TASK DATA —

####

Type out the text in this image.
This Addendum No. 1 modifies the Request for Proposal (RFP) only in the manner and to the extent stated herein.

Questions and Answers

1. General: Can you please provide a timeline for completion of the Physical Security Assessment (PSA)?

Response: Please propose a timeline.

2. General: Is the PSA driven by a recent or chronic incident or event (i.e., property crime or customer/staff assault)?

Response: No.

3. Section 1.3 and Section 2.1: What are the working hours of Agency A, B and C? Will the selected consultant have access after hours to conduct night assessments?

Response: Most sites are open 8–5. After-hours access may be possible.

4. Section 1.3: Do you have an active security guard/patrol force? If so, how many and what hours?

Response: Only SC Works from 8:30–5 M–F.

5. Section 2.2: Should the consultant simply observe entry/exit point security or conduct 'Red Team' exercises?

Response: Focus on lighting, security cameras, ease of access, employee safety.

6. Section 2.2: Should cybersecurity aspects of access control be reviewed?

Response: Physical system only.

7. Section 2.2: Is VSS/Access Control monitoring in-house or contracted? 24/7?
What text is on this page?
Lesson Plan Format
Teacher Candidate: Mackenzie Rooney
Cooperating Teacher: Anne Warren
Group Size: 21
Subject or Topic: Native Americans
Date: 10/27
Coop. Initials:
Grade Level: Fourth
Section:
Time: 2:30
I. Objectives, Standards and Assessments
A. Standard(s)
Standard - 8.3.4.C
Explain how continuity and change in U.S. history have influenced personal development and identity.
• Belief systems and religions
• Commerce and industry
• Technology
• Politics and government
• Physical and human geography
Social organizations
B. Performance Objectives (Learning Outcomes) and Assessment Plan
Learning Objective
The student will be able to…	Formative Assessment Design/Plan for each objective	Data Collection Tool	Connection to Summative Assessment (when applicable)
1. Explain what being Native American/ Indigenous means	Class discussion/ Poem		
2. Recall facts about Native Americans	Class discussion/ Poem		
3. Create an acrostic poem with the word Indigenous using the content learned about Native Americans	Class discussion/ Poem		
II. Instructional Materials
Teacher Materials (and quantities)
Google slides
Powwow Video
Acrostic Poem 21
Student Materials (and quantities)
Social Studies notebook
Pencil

####

CHALLENGE — Filter the records above and return every line that holds the word "Materials".

CORRECT ANSWER —
II. Instructional Materials
Teacher Materials (and quantities)
Student Materials (and quantities)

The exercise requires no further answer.